> **Challenge**: From the records below, pull each line that has "surface".

> **Given records**:
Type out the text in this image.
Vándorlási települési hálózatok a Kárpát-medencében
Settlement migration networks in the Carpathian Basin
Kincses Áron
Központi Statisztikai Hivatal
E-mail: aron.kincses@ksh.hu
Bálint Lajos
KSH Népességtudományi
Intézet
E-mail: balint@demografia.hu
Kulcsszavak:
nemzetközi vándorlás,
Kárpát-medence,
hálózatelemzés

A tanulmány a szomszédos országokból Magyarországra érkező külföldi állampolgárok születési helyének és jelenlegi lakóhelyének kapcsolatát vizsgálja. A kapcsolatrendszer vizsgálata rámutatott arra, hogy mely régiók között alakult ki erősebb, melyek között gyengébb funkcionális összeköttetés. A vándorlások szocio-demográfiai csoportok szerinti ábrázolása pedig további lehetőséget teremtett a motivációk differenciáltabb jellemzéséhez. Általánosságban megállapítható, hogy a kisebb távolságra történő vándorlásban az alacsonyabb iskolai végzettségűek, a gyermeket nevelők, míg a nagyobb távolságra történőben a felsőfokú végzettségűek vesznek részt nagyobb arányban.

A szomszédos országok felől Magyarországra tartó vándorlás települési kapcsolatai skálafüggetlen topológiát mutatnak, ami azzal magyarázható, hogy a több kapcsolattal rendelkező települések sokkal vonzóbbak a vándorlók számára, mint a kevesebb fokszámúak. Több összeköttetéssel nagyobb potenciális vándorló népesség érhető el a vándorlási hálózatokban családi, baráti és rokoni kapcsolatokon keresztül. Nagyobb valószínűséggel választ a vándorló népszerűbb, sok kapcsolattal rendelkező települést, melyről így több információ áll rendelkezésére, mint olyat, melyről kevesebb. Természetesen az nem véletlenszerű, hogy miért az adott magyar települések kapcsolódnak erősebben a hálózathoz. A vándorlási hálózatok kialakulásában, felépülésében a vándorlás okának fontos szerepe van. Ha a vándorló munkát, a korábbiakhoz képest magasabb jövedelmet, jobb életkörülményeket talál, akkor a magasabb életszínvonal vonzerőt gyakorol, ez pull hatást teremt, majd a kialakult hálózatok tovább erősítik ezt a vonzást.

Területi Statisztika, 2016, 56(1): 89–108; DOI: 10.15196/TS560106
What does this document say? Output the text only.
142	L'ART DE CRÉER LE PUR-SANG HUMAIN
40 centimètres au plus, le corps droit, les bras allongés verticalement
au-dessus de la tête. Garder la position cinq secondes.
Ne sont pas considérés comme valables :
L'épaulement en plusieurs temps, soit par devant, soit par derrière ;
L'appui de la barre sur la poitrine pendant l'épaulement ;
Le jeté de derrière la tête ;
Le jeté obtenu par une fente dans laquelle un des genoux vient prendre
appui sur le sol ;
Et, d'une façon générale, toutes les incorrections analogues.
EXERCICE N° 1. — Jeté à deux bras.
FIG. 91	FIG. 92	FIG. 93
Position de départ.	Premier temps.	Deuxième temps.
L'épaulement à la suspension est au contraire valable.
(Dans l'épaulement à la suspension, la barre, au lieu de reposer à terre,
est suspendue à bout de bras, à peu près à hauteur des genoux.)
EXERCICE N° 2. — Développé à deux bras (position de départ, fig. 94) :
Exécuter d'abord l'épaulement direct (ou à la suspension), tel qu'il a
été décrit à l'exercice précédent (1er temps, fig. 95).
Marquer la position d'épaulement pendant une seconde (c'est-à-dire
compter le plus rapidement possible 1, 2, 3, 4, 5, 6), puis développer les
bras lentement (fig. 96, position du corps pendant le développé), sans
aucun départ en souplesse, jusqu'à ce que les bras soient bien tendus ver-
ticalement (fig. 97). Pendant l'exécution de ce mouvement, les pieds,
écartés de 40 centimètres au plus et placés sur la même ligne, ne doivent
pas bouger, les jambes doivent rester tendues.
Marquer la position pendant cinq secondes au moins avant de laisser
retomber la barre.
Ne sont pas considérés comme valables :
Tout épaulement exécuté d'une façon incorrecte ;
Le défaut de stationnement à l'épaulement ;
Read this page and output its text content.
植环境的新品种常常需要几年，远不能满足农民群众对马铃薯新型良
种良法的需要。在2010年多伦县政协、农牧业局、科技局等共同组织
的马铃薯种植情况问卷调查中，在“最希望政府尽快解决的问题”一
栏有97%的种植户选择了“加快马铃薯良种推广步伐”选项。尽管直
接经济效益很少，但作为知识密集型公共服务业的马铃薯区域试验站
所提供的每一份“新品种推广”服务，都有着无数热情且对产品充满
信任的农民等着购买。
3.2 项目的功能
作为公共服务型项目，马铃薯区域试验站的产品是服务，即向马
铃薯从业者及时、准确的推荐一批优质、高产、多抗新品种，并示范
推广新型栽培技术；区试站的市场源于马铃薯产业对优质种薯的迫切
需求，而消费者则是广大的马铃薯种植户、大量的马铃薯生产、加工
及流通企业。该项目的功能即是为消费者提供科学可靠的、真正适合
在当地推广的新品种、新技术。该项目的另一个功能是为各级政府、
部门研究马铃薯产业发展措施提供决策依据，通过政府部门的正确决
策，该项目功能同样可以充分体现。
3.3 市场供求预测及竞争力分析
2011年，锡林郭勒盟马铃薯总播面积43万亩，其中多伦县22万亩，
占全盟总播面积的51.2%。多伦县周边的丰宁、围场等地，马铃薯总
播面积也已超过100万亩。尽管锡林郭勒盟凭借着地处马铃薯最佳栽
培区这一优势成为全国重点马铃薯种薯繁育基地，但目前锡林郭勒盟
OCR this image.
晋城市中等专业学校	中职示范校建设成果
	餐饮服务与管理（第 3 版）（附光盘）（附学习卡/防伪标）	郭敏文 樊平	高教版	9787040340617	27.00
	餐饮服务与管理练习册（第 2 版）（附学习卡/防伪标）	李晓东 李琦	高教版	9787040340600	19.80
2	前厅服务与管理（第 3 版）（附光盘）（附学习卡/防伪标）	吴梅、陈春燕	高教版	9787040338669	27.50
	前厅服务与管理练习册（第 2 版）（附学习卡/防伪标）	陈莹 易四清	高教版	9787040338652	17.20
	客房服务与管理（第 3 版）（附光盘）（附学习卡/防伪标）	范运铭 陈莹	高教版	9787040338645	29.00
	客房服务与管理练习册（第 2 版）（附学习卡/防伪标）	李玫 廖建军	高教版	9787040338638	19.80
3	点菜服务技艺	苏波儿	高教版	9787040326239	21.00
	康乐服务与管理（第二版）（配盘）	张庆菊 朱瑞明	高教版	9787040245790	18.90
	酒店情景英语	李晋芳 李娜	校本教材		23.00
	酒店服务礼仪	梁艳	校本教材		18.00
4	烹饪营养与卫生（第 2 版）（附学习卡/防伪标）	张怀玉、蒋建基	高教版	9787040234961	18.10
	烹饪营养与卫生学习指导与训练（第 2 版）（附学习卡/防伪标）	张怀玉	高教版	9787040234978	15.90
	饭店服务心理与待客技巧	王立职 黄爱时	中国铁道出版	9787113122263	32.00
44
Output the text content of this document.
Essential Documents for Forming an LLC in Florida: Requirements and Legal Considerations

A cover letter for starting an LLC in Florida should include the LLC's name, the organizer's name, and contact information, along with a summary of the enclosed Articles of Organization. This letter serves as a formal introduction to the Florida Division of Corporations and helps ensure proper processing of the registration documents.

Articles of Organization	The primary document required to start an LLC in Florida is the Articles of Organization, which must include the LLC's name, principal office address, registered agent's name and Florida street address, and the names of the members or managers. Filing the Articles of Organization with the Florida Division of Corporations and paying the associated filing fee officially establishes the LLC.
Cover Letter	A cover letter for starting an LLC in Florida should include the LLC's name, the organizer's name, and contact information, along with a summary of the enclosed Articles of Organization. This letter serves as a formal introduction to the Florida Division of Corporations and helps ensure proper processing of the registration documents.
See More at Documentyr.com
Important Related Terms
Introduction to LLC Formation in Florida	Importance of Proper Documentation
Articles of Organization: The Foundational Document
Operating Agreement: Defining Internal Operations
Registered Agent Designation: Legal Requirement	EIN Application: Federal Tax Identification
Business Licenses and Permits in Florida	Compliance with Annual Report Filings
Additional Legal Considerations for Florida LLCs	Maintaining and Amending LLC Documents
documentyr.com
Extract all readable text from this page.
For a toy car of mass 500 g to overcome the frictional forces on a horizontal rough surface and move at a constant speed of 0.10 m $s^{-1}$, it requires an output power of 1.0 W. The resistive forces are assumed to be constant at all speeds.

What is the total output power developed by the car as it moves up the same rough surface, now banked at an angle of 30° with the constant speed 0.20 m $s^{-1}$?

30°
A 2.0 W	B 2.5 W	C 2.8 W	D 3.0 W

> **Output of the task**:
For a toy car of mass 500 g to overcome the frictional forces on a horizontal rough surface and move at a constant speed of 0.10 m $s^{-1}$, it requires an output power of 1.0 W. The resistive forces are assumed to be constant at all speeds.
What is the total output power developed by the car as it moves up the same rough surface, now banked at an angle of 30° with the constant speed 0.20 m $s^{-1}$?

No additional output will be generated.